Skip the images and return the records below exactly.
GIVEN DATA start
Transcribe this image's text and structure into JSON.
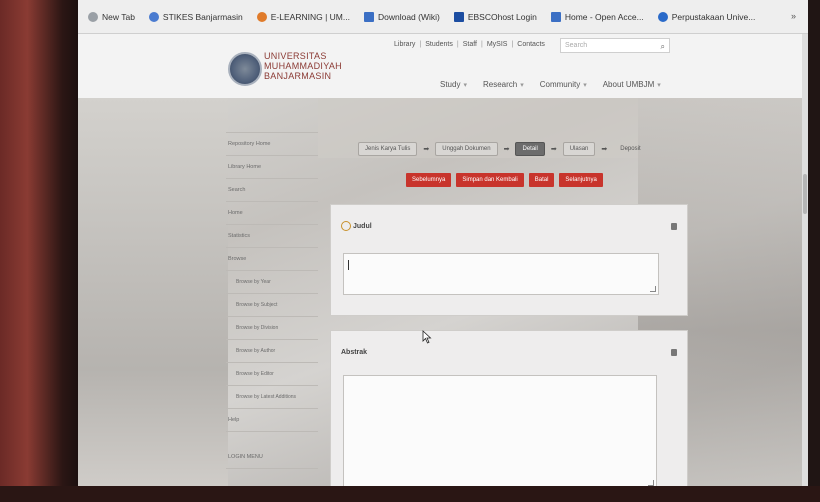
{
  "bookmarks": [
    {
      "label": "New Tab",
      "icon": "page-icon",
      "color": "#9aa0a6"
    },
    {
      "label": "STIKES Banjarmasin",
      "icon": "globe-icon",
      "color": "#4a7bd0"
    },
    {
      "label": "E-LEARNING | UM...",
      "icon": "moodle-icon",
      "color": "#e07b2a"
    },
    {
      "label": "Download (Wiki)",
      "icon": "doc-icon",
      "color": "#3b6fc4"
    },
    {
      "label": "EBSCOhost Login",
      "icon": "ebsco-icon",
      "color": "#1c4da1"
    },
    {
      "label": "Home - Open Acce...",
      "icon": "doc-icon",
      "color": "#3b6fc4"
    },
    {
      "label": "Perpustakaan Unive...",
      "icon": "globe-icon",
      "color": "#2a6ac9"
    }
  ],
  "header": {
    "logo_line1": "UNIVERSITAS",
    "logo_line2": "MUHAMMADIYAH",
    "logo_line3": "BANJARMASIN",
    "toplinks": [
      "Library",
      "Students",
      "Staff",
      "MySIS",
      "Contacts"
    ],
    "search_placeholder": "Search",
    "nav": [
      "Study",
      "Research",
      "Community",
      "About UMBJM"
    ]
  },
  "sidebar": {
    "items": [
      {
        "label": "Repository Home",
        "sub": false
      },
      {
        "label": "Library Home",
        "sub": false
      },
      {
        "label": "Search",
        "sub": false
      },
      {
        "label": "Home",
        "sub": false
      },
      {
        "label": "Statistics",
        "sub": false
      },
      {
        "label": "Browse",
        "sub": false
      },
      {
        "label": "Browse by Year",
        "sub": true
      },
      {
        "label": "Browse by Subject",
        "sub": true
      },
      {
        "label": "Browse by Division",
        "sub": true
      },
      {
        "label": "Browse by Author",
        "sub": true
      },
      {
        "label": "Browse by Editor",
        "sub": true
      },
      {
        "label": "Browse by Latest Additions",
        "sub": true
      },
      {
        "label": "Help",
        "sub": false
      },
      {
        "label": "LOGIN MENU",
        "sub": false
      }
    ]
  },
  "steps": {
    "items": [
      {
        "label": "Jenis Karya Tulis",
        "state": "done"
      },
      {
        "label": "Unggah Dokumen",
        "state": "done"
      },
      {
        "label": "Detail",
        "state": "active"
      },
      {
        "label": "Ulasan",
        "state": "todo"
      },
      {
        "label": "Deposit",
        "state": "plain"
      }
    ]
  },
  "actions": {
    "prev": "Sebelumnya",
    "save": "Simpan dan Kembali",
    "cancel": "Batal",
    "next": "Selanjutnya"
  },
  "panels": {
    "judul_label": "Judul",
    "judul_value": "",
    "abstrak_label": "Abstrak",
    "abstrak_value": ""
  },
  "colors": {
    "accent_red": "#c8342c",
    "logo_red": "#8b3a34"
  }
}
GIVEN DATA end
CORRECT ANSWER:
Transcribe this image's text and structure into JSON.
{
  "bookmarks": [
    {
      "label": "New Tab",
      "icon": "page-icon",
      "color": "#9aa0a6"
    },
    {
      "label": "STIKES Banjarmasin",
      "icon": "globe-icon",
      "color": "#4a7bd0"
    },
    {
      "label": "E-LEARNING | UM...",
      "icon": "moodle-icon",
      "color": "#e07b2a"
    },
    {
      "label": "Download (Wiki)",
      "icon": "doc-icon",
      "color": "#3b6fc4"
    },
    {
      "label": "EBSCOhost Login",
      "icon": "ebsco-icon",
      "color": "#1c4da1"
    },
    {
      "label": "Home - Open Acce...",
      "icon": "doc-icon",
      "color": "#3b6fc4"
    },
    {
      "label": "Perpustakaan Unive...",
      "icon": "globe-icon",
      "color": "#2a6ac9"
    }
  ],
  "header": {
    "logo_line1": "UNIVERSITAS",
    "logo_line2": "MUHAMMADIYAH",
    "logo_line3": "BANJARMASIN",
    "toplinks": [
      "Library",
      "Students",
      "Staff",
      "MySIS",
      "Contacts"
    ],
    "search_placeholder": "Search",
    "nav": [
      "Study",
      "Research",
      "Community",
      "About UMBJM"
    ]
  },
  "sidebar": {
    "items": [
      {
        "label": "Repository Home",
        "sub": false
      },
      {
        "label": "Library Home",
        "sub": false
      },
      {
        "label": "Search",
        "sub": false
      },
      {
        "label": "Home",
        "sub": false
      },
      {
        "label": "Statistics",
        "sub": false
      },
      {
        "label": "Browse",
        "sub": false
      },
      {
        "label": "Browse by Year",
        "sub": true
      },
      {
        "label": "Browse by Subject",
        "sub": true
      },
      {
        "label": "Browse by Division",
        "sub": true
      },
      {
        "label": "Browse by Author",
        "sub": true
      },
      {
        "label": "Browse by Editor",
        "sub": true
      },
      {
        "label": "Browse by Latest Additions",
        "sub": true
      },
      {
        "label": "Help",
        "sub": false
      },
      {
        "label": "LOGIN MENU",
        "sub": false
      }
    ]
  },
  "steps": {
    "items": [
      {
        "label": "Jenis Karya Tulis",
        "state": "done"
      },
      {
        "label": "Unggah Dokumen",
        "state": "done"
      },
      {
        "label": "Detail",
        "state": "active"
      },
      {
        "label": "Ulasan",
        "state": "todo"
      },
      {
        "label": "Deposit",
        "state": "plain"
      }
    ]
  },
  "actions": {
    "prev": "Sebelumnya",
    "save": "Simpan dan Kembali",
    "cancel": "Batal",
    "next": "Selanjutnya"
  },
  "panels": {
    "judul_label": "Judul",
    "judul_value": "",
    "abstrak_label": "Abstrak",
    "abstrak_value": ""
  },
  "colors": {
    "accent_red": "#c8342c",
    "logo_red": "#8b3a34"
  }
}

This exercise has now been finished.